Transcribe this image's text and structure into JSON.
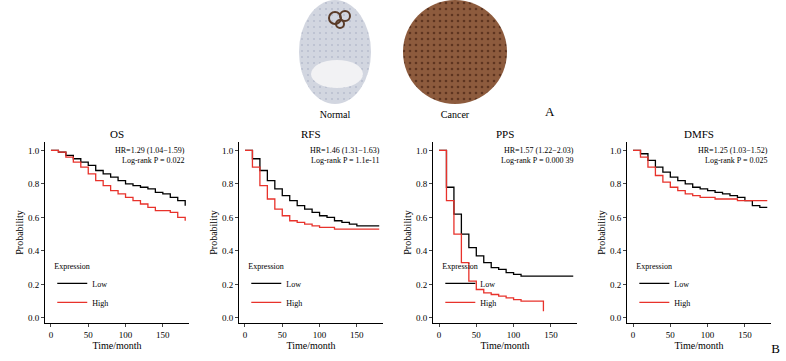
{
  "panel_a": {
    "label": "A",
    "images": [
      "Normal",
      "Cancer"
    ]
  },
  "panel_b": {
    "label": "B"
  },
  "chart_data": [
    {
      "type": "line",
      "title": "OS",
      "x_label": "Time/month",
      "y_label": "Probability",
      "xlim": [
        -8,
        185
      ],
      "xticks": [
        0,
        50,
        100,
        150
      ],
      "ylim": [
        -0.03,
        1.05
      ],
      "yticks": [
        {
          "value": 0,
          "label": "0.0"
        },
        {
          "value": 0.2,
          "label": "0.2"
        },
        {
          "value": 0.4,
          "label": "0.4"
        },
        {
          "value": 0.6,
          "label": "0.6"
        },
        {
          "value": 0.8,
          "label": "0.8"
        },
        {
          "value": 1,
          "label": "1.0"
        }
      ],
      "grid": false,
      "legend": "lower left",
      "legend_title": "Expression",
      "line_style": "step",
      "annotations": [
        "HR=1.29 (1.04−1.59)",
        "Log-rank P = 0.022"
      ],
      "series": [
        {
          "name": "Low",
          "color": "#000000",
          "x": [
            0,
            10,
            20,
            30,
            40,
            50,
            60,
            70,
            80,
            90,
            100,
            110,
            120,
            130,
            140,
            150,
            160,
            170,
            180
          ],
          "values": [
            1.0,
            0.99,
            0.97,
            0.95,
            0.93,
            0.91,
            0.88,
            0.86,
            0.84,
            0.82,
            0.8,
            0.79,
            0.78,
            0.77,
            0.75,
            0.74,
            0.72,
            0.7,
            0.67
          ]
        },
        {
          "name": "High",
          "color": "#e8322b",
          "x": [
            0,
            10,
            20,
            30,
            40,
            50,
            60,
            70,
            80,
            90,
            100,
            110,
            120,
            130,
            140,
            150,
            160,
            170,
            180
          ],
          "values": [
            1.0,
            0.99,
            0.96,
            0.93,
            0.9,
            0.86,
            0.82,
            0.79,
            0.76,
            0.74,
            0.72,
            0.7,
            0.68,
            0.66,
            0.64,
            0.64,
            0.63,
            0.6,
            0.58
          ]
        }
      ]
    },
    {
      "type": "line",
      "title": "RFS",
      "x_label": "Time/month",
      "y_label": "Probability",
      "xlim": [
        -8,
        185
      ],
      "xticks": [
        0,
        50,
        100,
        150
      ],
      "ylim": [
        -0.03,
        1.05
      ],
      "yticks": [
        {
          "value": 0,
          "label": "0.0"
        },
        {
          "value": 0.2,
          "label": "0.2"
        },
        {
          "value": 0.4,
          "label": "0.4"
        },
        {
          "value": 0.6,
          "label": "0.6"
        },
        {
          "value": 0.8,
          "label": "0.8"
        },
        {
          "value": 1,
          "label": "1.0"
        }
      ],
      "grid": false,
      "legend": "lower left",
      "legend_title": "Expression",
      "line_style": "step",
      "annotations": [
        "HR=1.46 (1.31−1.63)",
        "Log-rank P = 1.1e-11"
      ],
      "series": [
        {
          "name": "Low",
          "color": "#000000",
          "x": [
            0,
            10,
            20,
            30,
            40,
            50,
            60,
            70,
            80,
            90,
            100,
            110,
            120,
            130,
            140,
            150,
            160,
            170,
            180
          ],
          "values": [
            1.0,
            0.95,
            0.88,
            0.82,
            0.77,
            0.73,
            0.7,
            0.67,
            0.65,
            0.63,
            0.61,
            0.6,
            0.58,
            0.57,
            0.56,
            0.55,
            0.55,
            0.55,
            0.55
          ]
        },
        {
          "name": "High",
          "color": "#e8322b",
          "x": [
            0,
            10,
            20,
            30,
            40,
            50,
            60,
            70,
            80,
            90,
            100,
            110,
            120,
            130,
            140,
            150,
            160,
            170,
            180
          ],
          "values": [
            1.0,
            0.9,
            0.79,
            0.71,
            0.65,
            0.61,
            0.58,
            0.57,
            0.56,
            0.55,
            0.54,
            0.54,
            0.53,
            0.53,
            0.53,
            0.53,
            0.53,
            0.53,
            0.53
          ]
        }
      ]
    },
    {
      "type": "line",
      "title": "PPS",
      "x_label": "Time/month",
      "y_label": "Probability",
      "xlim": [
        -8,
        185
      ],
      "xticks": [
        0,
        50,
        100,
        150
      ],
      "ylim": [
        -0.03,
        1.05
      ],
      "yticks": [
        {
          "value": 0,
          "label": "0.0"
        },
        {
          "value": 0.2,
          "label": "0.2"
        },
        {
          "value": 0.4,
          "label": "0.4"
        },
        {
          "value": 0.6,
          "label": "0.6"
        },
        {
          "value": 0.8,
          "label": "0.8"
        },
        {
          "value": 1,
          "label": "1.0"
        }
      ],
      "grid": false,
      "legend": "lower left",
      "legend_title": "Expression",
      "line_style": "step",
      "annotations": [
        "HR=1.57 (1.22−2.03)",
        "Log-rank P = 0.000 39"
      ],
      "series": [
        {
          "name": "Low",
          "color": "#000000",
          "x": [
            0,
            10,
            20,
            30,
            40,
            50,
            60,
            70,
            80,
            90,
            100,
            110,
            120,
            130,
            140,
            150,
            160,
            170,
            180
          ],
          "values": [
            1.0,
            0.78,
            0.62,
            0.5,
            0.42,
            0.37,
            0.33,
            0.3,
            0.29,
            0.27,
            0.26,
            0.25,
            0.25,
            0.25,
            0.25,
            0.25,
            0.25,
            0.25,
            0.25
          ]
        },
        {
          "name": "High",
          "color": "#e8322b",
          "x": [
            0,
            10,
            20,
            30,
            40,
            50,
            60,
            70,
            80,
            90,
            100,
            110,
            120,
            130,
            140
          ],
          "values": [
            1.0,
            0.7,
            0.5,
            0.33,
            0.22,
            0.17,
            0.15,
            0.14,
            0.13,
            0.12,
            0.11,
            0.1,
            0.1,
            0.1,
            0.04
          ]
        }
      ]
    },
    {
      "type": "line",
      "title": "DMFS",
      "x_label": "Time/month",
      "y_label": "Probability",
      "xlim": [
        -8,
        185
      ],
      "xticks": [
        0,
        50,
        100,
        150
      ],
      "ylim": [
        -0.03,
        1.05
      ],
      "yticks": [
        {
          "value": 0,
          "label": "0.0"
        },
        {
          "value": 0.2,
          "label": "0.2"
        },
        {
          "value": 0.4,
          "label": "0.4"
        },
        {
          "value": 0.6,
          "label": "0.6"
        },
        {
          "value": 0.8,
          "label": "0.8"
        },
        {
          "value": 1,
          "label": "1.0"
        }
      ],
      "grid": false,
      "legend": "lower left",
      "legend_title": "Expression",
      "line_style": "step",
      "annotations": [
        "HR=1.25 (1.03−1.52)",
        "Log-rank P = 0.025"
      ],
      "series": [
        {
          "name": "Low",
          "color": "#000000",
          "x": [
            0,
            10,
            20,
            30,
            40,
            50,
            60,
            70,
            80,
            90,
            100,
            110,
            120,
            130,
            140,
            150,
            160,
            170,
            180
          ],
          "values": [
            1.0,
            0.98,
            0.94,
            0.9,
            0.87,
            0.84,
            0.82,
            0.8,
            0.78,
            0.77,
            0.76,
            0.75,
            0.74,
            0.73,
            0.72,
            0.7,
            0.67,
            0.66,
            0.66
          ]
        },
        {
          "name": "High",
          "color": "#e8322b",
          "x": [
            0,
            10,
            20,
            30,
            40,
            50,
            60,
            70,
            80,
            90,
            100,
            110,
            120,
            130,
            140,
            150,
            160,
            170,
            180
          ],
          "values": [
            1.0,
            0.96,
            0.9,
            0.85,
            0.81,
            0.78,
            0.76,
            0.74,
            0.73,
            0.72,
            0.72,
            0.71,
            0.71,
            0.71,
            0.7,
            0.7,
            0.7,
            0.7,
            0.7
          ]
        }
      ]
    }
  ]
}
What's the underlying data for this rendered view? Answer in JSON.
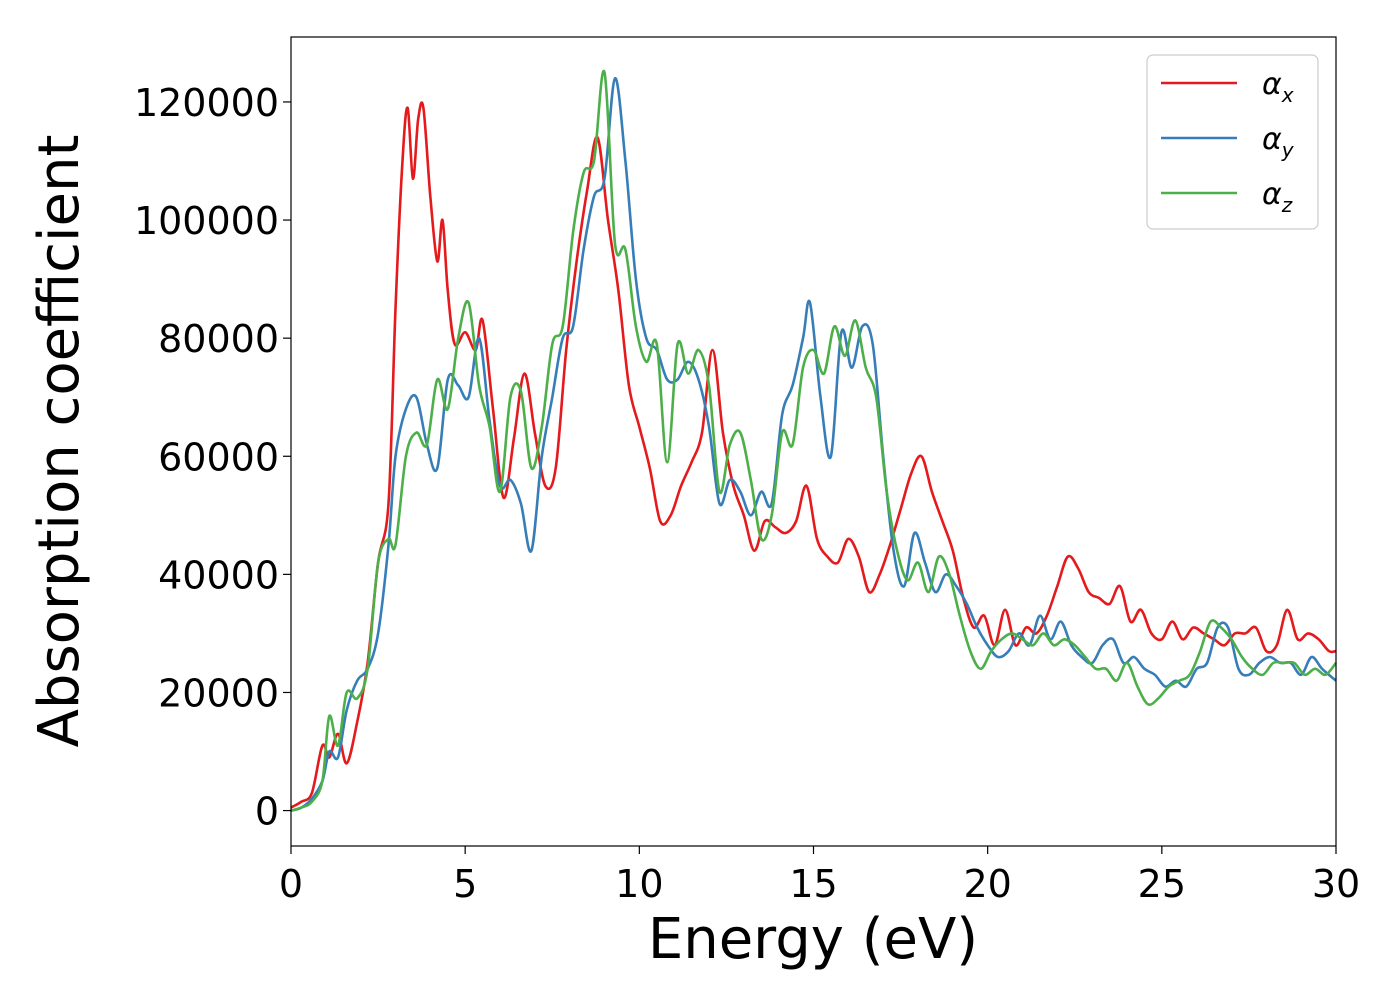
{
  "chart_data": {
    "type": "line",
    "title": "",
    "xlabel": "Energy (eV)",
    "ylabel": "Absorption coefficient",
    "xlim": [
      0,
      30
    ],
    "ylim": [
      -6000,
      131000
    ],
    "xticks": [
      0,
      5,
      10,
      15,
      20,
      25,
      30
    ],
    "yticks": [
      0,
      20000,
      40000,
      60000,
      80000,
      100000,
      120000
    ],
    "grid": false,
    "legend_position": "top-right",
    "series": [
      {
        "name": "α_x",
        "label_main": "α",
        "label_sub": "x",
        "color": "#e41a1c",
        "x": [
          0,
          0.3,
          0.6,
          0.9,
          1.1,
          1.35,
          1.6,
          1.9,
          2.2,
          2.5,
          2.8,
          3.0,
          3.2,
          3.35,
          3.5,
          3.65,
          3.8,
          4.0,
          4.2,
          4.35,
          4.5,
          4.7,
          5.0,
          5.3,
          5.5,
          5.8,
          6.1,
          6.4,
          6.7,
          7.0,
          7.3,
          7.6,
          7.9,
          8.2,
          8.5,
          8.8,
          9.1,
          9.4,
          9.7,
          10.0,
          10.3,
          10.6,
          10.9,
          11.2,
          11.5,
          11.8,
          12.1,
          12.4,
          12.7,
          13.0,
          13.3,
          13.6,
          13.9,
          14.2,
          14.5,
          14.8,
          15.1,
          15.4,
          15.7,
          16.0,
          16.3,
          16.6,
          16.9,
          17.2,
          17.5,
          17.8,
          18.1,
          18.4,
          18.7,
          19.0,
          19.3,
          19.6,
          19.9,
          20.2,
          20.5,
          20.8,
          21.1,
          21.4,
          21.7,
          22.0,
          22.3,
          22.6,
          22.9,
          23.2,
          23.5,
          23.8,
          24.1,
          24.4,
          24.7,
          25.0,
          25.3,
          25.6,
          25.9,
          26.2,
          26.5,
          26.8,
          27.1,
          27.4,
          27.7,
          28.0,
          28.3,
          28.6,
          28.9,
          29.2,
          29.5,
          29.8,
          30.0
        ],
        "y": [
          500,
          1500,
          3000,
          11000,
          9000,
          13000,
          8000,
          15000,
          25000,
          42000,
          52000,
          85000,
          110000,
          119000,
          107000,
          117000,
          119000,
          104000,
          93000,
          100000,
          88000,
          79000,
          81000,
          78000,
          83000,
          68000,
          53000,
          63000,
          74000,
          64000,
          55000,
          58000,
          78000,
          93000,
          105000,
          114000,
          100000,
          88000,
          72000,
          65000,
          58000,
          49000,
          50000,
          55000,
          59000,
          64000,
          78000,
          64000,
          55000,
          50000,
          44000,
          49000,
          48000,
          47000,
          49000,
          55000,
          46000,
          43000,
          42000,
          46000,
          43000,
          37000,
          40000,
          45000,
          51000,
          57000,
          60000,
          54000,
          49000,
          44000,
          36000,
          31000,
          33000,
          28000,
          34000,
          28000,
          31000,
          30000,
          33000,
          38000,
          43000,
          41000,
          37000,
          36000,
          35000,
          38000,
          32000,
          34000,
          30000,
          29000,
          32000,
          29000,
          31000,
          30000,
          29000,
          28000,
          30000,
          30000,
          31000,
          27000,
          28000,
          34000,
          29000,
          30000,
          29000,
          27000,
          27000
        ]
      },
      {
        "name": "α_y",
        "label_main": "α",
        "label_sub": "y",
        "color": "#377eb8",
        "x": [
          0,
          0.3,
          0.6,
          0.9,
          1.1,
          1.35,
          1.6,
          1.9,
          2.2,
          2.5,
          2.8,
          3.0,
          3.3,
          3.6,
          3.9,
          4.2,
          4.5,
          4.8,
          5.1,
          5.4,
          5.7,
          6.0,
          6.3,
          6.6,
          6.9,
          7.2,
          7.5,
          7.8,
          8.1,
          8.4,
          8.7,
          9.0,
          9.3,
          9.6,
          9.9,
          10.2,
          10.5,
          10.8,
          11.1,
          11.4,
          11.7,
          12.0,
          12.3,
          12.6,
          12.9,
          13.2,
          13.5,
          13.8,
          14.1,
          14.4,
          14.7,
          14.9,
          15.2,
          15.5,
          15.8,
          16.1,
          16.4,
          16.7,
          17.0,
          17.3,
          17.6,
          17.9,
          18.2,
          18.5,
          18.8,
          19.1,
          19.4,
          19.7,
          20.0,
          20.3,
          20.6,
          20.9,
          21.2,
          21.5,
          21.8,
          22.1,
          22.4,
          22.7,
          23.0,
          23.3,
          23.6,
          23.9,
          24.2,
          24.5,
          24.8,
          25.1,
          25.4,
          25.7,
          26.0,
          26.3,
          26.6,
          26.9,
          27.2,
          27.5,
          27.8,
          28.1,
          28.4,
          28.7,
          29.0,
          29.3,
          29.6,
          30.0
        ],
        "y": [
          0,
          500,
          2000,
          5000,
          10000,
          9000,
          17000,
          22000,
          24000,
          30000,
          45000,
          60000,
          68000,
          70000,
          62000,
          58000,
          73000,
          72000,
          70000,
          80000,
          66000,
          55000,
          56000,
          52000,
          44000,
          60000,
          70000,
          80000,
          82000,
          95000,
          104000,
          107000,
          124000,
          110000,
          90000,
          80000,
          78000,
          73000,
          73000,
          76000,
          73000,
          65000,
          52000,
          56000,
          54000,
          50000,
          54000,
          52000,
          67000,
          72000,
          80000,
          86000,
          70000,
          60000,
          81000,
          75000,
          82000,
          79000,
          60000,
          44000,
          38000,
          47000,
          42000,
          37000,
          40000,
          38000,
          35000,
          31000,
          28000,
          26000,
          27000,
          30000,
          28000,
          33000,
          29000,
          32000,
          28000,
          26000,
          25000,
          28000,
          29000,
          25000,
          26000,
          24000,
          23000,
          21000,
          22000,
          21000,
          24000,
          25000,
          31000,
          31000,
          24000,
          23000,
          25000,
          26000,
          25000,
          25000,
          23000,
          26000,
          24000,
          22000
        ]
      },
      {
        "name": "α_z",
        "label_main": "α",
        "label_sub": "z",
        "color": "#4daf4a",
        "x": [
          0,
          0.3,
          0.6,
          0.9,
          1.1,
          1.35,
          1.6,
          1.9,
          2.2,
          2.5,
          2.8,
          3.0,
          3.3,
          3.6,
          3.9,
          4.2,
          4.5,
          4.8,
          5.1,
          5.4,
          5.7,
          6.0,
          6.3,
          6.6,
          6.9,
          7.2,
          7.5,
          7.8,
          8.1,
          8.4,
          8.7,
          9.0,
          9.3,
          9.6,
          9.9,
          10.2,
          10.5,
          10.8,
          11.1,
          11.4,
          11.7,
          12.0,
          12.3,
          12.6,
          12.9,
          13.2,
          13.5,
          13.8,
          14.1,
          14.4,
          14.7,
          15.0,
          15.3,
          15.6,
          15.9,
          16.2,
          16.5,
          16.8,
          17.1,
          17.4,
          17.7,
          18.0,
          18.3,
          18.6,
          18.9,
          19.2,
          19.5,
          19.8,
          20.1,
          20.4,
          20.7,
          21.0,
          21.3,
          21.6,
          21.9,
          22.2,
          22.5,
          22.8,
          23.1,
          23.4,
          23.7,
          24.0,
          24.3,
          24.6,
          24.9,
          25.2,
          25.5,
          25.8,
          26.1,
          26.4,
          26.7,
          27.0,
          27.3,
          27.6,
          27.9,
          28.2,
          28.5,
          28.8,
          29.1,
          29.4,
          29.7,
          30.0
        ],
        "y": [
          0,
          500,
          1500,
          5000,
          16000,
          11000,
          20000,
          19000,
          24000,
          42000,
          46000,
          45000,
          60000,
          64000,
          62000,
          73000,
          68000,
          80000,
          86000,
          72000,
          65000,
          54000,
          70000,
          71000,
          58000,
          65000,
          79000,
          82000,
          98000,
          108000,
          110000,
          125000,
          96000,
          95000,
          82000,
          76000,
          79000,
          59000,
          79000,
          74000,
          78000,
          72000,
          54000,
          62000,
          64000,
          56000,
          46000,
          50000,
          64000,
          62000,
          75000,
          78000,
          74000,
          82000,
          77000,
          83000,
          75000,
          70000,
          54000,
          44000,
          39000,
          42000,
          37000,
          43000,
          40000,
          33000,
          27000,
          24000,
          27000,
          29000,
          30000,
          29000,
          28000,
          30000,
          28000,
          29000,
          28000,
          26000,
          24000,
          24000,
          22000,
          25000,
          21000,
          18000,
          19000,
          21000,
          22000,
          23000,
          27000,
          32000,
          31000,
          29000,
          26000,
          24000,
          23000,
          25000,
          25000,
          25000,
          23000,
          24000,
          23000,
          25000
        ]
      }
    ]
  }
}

### [What you are asked to do]
Pick out and copy the lines of the entries that hold the string "JSON".

### [Written response]
Transcribe this image's text and structure into JSON.
What's the underlying data for this rendered view? Answer in JSON.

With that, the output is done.